• What is needed:
Track down every line below that holds "this" and copy it.

_ _ _ _ _

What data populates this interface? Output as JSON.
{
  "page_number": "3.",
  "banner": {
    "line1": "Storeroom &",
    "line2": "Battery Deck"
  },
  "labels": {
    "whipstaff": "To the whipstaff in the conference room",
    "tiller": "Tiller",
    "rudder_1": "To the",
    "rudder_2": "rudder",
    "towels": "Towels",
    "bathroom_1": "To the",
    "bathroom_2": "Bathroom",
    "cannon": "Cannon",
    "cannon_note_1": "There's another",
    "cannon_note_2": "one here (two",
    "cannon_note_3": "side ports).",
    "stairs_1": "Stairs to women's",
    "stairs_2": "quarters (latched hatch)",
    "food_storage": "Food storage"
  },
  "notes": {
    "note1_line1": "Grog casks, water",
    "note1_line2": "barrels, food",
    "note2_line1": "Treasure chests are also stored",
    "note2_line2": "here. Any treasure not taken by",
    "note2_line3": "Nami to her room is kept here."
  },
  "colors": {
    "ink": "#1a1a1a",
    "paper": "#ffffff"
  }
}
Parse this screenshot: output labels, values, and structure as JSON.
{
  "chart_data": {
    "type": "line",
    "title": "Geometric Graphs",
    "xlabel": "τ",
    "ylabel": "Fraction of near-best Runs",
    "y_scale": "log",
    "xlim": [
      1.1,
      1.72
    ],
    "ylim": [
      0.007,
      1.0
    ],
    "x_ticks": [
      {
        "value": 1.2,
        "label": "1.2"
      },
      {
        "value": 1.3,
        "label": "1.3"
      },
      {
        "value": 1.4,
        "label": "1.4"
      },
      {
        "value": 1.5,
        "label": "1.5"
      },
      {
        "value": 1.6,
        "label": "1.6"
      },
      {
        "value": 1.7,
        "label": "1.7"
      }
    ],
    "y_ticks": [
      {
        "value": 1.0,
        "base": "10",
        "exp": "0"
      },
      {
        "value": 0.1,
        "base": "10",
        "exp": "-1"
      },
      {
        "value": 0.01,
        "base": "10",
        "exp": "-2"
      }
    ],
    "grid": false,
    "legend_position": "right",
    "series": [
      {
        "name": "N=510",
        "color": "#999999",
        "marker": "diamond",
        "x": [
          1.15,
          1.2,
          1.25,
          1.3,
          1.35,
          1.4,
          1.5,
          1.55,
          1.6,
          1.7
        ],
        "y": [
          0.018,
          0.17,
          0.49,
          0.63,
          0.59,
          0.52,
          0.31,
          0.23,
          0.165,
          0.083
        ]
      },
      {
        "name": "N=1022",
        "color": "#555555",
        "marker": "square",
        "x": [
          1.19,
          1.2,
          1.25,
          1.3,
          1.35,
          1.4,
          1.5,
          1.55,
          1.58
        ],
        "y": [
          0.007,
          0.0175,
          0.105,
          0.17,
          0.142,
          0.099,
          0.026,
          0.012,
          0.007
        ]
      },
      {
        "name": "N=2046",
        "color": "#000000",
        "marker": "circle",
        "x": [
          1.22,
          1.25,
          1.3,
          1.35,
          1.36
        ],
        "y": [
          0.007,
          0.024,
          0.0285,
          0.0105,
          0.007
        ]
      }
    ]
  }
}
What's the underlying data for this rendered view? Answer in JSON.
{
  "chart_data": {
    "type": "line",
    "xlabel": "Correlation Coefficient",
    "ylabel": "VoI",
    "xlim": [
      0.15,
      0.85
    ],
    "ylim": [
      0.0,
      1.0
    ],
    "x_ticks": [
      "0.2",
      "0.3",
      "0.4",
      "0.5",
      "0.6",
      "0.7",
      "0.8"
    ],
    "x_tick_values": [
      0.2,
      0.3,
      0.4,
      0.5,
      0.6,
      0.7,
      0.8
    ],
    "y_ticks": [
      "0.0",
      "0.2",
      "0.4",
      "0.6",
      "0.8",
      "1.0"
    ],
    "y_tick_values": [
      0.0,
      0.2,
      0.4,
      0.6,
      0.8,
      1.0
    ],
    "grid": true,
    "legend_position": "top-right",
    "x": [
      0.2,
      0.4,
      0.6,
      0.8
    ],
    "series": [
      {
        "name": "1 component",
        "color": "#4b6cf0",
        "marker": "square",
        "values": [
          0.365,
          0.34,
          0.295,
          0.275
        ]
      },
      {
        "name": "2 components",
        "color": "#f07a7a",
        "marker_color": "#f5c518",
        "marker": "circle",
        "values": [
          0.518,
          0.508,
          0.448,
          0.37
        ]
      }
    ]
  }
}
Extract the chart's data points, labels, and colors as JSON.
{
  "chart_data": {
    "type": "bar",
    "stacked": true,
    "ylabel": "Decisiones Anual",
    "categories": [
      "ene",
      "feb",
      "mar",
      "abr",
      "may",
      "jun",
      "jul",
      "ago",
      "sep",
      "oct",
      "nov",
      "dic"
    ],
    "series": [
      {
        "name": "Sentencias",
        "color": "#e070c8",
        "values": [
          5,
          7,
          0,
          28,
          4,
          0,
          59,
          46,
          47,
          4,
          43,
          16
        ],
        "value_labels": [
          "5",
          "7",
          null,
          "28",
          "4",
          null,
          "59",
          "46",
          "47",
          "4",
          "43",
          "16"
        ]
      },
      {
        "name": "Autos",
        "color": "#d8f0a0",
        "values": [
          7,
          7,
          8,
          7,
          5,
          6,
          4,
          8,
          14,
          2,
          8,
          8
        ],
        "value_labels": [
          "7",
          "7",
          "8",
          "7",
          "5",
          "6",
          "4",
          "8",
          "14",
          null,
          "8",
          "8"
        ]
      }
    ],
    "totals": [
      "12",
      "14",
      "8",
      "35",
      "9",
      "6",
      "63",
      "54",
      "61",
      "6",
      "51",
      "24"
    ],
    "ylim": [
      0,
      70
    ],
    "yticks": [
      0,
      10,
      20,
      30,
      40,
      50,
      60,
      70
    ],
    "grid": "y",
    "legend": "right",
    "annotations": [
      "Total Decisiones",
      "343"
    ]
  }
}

_ _ _ _ _

• Finished exercise:
What data populates this interface? Output as JSON.
Parse this screenshot: output labels, values, and structure as JSON.
What's the underlying data for this rendered view? Answer in JSON.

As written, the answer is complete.